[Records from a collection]
=======

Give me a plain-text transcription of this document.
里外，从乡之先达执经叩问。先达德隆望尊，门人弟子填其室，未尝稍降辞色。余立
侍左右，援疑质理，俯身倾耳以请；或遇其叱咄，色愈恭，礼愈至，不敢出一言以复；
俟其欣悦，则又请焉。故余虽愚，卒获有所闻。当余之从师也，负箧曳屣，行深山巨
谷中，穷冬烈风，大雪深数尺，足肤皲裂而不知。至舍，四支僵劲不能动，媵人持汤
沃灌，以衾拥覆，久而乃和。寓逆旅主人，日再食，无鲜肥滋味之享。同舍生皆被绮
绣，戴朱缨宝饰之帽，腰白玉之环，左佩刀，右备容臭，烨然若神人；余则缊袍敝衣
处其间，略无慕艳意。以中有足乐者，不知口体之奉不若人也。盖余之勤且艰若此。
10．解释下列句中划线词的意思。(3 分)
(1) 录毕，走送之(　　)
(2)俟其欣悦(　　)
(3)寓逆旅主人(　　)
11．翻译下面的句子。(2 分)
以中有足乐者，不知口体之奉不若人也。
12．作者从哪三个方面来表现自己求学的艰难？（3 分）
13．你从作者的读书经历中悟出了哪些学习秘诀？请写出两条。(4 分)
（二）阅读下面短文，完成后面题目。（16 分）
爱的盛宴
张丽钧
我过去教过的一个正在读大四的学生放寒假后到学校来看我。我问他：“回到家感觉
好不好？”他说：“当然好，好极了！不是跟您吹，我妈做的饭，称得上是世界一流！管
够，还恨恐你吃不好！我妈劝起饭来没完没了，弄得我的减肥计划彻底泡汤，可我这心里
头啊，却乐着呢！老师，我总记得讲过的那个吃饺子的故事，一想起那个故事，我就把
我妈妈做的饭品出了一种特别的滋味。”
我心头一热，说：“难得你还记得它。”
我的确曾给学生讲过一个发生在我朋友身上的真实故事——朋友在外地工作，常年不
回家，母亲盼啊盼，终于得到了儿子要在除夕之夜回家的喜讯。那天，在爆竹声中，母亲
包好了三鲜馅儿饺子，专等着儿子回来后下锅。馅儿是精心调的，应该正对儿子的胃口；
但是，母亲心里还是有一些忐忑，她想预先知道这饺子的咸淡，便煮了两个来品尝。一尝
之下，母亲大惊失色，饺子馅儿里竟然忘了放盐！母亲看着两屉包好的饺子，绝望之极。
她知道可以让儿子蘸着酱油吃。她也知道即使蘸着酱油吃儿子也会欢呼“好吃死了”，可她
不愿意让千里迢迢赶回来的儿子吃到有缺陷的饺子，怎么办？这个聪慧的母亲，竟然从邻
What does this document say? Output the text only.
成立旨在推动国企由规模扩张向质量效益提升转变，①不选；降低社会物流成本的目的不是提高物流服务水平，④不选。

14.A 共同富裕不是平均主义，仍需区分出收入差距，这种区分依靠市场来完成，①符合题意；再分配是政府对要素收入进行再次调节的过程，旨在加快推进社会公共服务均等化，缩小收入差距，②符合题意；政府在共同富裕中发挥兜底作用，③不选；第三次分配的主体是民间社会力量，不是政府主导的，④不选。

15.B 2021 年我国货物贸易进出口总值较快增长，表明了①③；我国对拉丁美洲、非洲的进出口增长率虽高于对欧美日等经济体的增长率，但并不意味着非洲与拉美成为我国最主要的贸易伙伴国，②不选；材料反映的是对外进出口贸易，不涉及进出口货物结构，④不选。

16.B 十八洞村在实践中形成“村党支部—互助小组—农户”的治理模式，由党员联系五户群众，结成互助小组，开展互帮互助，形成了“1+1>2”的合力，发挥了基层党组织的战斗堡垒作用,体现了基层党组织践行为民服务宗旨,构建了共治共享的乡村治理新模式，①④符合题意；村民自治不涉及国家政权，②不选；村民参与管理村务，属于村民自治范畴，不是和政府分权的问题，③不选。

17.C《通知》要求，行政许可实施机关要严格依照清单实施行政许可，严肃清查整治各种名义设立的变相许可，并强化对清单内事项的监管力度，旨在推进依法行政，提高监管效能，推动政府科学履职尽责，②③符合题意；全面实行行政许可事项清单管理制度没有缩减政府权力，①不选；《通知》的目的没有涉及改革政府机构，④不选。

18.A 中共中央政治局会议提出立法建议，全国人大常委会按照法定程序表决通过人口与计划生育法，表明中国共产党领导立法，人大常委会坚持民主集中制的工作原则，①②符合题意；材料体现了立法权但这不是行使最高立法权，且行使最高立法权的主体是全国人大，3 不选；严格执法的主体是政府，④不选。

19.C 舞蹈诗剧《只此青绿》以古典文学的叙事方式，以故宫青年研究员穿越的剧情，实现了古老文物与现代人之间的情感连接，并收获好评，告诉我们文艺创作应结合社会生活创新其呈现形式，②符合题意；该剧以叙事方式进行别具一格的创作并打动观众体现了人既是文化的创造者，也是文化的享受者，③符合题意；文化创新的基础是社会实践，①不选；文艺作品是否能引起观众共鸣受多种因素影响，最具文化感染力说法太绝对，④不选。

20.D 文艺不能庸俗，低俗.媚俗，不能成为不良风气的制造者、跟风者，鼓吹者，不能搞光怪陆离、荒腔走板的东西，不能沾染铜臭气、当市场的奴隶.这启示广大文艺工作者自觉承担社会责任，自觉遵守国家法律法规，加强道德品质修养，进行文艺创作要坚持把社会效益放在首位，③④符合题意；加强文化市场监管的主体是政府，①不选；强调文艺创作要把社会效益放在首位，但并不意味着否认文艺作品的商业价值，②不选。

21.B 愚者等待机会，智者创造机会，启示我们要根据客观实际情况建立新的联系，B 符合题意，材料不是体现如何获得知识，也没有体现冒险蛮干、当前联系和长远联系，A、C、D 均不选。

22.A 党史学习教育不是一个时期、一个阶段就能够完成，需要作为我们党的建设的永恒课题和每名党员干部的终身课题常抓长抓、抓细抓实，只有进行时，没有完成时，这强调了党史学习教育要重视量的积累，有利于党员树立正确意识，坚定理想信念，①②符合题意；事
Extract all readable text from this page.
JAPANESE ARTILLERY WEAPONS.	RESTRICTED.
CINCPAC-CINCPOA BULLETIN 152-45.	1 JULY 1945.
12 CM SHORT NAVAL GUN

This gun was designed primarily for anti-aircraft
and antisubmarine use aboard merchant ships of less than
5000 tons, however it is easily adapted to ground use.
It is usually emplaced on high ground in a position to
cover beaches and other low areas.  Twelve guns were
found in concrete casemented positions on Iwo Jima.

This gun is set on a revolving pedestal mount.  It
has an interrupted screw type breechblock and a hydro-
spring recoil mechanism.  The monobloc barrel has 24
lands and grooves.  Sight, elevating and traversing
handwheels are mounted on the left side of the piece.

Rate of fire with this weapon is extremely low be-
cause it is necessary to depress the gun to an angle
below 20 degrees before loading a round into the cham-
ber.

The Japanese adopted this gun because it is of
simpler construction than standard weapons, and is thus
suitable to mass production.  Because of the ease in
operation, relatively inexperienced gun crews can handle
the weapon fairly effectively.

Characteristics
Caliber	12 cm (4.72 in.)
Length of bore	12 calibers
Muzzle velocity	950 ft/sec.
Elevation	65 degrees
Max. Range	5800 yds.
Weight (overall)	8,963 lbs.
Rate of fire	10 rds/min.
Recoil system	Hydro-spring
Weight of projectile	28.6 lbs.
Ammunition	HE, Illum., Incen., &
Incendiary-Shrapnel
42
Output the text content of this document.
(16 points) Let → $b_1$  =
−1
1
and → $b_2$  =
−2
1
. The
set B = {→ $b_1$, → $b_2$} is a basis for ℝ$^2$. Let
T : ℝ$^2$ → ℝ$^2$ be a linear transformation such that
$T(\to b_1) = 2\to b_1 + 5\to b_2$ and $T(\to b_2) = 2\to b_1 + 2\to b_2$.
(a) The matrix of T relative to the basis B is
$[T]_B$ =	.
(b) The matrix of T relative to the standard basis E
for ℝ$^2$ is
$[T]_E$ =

=======

### [Problem to work on]
Copy exactly, and only, the lines from the one containing "Extract all readable text from this page." through the last line of the listing.

### [The output]
Extract all readable text from this page.
JAPANESE ARTILLERY WEAPONS.	RESTRICTED.
CINCPAC-CINCPOA BULLETIN 152-45.	1 JULY 1945.
12 CM SHORT NAVAL GUN

This gun was designed primarily for anti-aircraft
and antisubmarine use aboard merchant ships of less than
5000 tons, however it is easily adapted to ground use.
It is usually emplaced on high ground in a position to
cover beaches and other low areas.  Twelve guns were
found in concrete casemented positions on Iwo Jima.

This gun is set on a revolving pedestal mount.  It
has an interrupted screw type breechblock and a hydro-
spring recoil mechanism.  The monobloc barrel has 24
lands and grooves.  Sight, elevating and traversing
handwheels are mounted on the left side of the piece.

Rate of fire with this weapon is extremely low be-
cause it is necessary to depress the gun to an angle
below 20 degrees before loading a round into the cham-
ber.

The Japanese adopted this gun because it is of
simpler construction than standard weapons, and is thus
suitable to mass production.  Because of the ease in
operation, relatively inexperienced gun crews can handle
the weapon fairly effectively.

Characteristics
Caliber	12 cm (4.72 in.)
Length of bore	12 calibers
Muzzle velocity	950 ft/sec.
Elevation	65 degrees
Max. Range	5800 yds.
Weight (overall)	8,963 lbs.
Rate of fire	10 rds/min.
Recoil system	Hydro-spring
Weight of projectile	28.6 lbs.
Ammunition	HE, Illum., Incen., &
Incendiary-Shrapnel
42
Output the text content of this document.
(16 points) Let → $b_1$  =
−1
1
and → $b_2$  =
−2
1
. The
set B = {→ $b_1$, → $b_2$} is a basis for ℝ$^2$. Let
T : ℝ$^2$ → ℝ$^2$ be a linear transformation such that
$T(\to b_1) = 2\to b_1 + 5\to b_2$ and $T(\to b_2) = 2\to b_1 + 2\to b_2$.
(a) The matrix of T relative to the basis B is
$[T]_B$ =	.
(b) The matrix of T relative to the standard basis E
for ℝ$^2$ is
$[T]_E$ =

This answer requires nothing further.